§ GIVEN EXERCISE
Transcribe each line exactly.

Figure contents as structured data
────────────────────

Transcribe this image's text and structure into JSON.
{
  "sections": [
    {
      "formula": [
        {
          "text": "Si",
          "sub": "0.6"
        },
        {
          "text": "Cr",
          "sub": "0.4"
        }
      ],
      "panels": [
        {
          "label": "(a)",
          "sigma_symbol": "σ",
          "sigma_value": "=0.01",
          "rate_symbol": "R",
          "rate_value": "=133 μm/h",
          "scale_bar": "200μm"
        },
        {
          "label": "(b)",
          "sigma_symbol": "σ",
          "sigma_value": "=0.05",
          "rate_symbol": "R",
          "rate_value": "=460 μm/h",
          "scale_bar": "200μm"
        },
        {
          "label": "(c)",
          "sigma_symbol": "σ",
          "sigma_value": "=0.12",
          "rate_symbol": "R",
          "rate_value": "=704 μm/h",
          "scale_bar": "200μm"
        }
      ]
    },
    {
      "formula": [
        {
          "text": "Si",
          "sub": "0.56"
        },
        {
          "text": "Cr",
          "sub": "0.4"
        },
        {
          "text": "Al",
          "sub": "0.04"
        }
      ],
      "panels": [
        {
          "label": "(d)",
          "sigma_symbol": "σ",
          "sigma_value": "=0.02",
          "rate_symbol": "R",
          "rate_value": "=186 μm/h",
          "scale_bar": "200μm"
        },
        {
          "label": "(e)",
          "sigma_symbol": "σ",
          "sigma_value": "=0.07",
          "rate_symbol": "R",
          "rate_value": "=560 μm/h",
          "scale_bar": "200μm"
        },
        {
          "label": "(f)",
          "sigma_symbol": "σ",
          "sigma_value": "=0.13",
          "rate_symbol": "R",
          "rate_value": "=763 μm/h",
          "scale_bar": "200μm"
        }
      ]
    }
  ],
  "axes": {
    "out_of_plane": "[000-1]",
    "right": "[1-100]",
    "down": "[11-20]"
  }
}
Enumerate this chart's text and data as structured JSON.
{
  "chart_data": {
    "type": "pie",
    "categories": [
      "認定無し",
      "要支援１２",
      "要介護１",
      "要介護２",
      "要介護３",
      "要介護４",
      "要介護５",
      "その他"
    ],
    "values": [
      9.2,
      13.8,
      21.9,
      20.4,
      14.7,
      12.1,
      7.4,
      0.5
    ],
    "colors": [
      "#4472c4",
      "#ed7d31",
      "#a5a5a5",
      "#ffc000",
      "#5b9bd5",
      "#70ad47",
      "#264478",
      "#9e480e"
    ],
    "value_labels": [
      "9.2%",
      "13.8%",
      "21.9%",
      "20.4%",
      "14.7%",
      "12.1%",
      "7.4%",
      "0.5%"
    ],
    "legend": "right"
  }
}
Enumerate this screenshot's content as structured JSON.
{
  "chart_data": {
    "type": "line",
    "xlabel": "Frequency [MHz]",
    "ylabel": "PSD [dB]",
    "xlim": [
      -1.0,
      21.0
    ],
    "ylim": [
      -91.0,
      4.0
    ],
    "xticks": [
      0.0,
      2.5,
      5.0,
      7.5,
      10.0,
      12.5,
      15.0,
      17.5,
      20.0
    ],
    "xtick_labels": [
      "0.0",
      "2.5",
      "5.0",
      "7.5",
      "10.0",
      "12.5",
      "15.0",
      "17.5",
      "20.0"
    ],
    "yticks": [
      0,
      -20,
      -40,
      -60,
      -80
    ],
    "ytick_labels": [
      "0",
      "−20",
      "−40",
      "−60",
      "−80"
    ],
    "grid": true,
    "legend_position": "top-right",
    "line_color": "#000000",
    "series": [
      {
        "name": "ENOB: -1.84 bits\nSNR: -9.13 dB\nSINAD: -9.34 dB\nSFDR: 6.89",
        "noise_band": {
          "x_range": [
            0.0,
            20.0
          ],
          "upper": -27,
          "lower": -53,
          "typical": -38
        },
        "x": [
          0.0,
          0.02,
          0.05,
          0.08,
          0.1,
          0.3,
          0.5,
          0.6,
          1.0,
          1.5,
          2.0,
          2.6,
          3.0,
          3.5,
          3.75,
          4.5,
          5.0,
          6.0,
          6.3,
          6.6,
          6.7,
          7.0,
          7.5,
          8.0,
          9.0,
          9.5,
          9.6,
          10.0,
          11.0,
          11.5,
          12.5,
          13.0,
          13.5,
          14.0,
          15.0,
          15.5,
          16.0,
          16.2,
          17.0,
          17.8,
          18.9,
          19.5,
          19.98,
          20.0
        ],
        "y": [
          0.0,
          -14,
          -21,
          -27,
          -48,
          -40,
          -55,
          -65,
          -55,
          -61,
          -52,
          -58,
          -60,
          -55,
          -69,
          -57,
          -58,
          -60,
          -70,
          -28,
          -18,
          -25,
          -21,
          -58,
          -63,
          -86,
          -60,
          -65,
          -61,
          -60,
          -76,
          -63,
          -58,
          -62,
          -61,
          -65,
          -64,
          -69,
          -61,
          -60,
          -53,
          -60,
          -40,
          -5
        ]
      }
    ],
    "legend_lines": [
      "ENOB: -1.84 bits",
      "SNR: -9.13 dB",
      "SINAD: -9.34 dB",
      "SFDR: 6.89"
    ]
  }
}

────────────────────

§ TASK RESPONSE
Transcribe this image's text and structure into JSON.
{
  "sections": [
    {
      "formula": [
        {
          "text": "Si",
          "sub": "0.6"
        },
        {
          "text": "Cr",
          "sub": "0.4"
        }
      ],
      "panels": [
        {
          "label": "(a)",
          "sigma_symbol": "σ",
          "sigma_value": "=0.01",
          "rate_symbol": "R",
          "rate_value": "=133 μm/h",
          "scale_bar": "200μm"
        },
        {
          "label": "(b)",
          "sigma_symbol": "σ",
          "sigma_value": "=0.05",
          "rate_symbol": "R",
          "rate_value": "=460 μm/h",
          "scale_bar": "200μm"
        },
        {
          "label": "(c)",
          "sigma_symbol": "σ",
          "sigma_value": "=0.12",
          "rate_symbol": "R",
          "rate_value": "=704 μm/h",
          "scale_bar": "200μm"
        }
      ]
    },
    {
      "formula": [
        {
          "text": "Si",
          "sub": "0.56"
        },
        {
          "text": "Cr",
          "sub": "0.4"
        },
        {
          "text": "Al",
          "sub": "0.04"
        }
      ],
      "panels": [
        {
          "label": "(d)",
          "sigma_symbol": "σ",
          "sigma_value": "=0.02",
          "rate_symbol": "R",
          "rate_value": "=186 μm/h",
          "scale_bar": "200μm"
        },
        {
          "label": "(e)",
          "sigma_symbol": "σ",
          "sigma_value": "=0.07",
          "rate_symbol": "R",
          "rate_value": "=560 μm/h",
          "scale_bar": "200μm"
        },
        {
          "label": "(f)",
          "sigma_symbol": "σ",
          "sigma_value": "=0.13",
          "rate_symbol": "R",
          "rate_value": "=763 μm/h",
          "scale_bar": "200μm"
        }
      ]
    }
  ],
  "axes": {
    "out_of_plane": "[000-1]",
    "right": "[1-100]",
    "down": "[11-20]"
  }
}
Enumerate this chart's text and data as structured JSON.
{
  "chart_data": {
    "type": "pie",
    "categories": [
      "認定無し",
      "要支援１２",
      "要介護１",
      "要介護２",
      "要介護３",
      "要介護４",
      "要介護５",
      "その他"
    ],
    "values": [
      9.2,
      13.8,
      21.9,
      20.4,
      14.7,
      12.1,
      7.4,
      0.5
    ],
    "colors": [
      "#4472c4",
      "#ed7d31",
      "#a5a5a5",
      "#ffc000",
      "#5b9bd5",
      "#70ad47",
      "#264478",
      "#9e480e"
    ],
    "value_labels": [
      "9.2%",
      "13.8%",
      "21.9%",
      "20.4%",
      "14.7%",
      "12.1%",
      "7.4%",
      "0.5%"
    ],
    "legend": "right"
  }
}
Enumerate this screenshot's content as structured JSON.
{
  "chart_data": {
    "type": "line",
    "xlabel": "Frequency [MHz]",
    "ylabel": "PSD [dB]",
    "xlim": [
      -1.0,
      21.0
    ],
    "ylim": [
      -91.0,
      4.0
    ],
    "xticks": [
      0.0,
      2.5,
      5.0,
      7.5,
      10.0,
      12.5,
      15.0,
      17.5,
      20.0
    ],
    "xtick_labels": [
      "0.0",
      "2.5",
      "5.0",
      "7.5",
      "10.0",
      "12.5",
      "15.0",
      "17.5",
      "20.0"
    ],
    "yticks": [
      0,
      -20,
      -40,
      -60,
      -80
    ],
    "ytick_labels": [
      "0",
      "−20",
      "−40",
      "−60",
      "−80"
    ],
    "grid": true,
    "legend_position": "top-right",
    "line_color": "#000000",
    "series": [
      {
        "name": "ENOB: -1.84 bits\nSNR: -9.13 dB\nSINAD: -9.34 dB\nSFDR: 6.89",
        "noise_band": {
          "x_range": [
            0.0,
            20.0
          ],
          "upper": -27,
          "lower": -53,
          "typical": -38
        },
        "x": [
          0.0,
          0.02,
          0.05,
          0.08,
          0.1,
          0.3,
          0.5,
          0.6,
          1.0,
          1.5,
          2.0,
          2.6,
          3.0,
          3.5,
          3.75,
          4.5,
          5.0,
          6.0,
          6.3,
          6.6,
          6.7,
          7.0,
          7.5,
          8.0,
          9.0,
          9.5,
          9.6,
          10.0,
          11.0,
          11.5,
          12.5,
          13.0,
          13.5,
          14.0,
          15.0,
          15.5,
          16.0,
          16.2,
          17.0,
          17.8,
          18.9,
          19.5,
          19.98,
          20.0
        ],
        "y": [
          0.0,
          -14,
          -21,
          -27,
          -48,
          -40,
          -55,
          -65,
          -55,
          -61,
          -52,
          -58,
          -60,
          -55,
          -69,
          -57,
          -58,
          -60,
          -70,
          -28,
          -18,
          -25,
          -21,
          -58,
          -63,
          -86,
          -60,
          -65,
          -61,
          -60,
          -76,
          -63,
          -58,
          -62,
          -61,
          -65,
          -64,
          -69,
          -61,
          -60,
          -53,
          -60,
          -40,
          -5
        ]
      }
    ],
    "legend_lines": [
      "ENOB: -1.84 bits",
      "SNR: -9.13 dB",
      "SINAD: -9.34 dB",
      "SFDR: 6.89"
    ]
  }
}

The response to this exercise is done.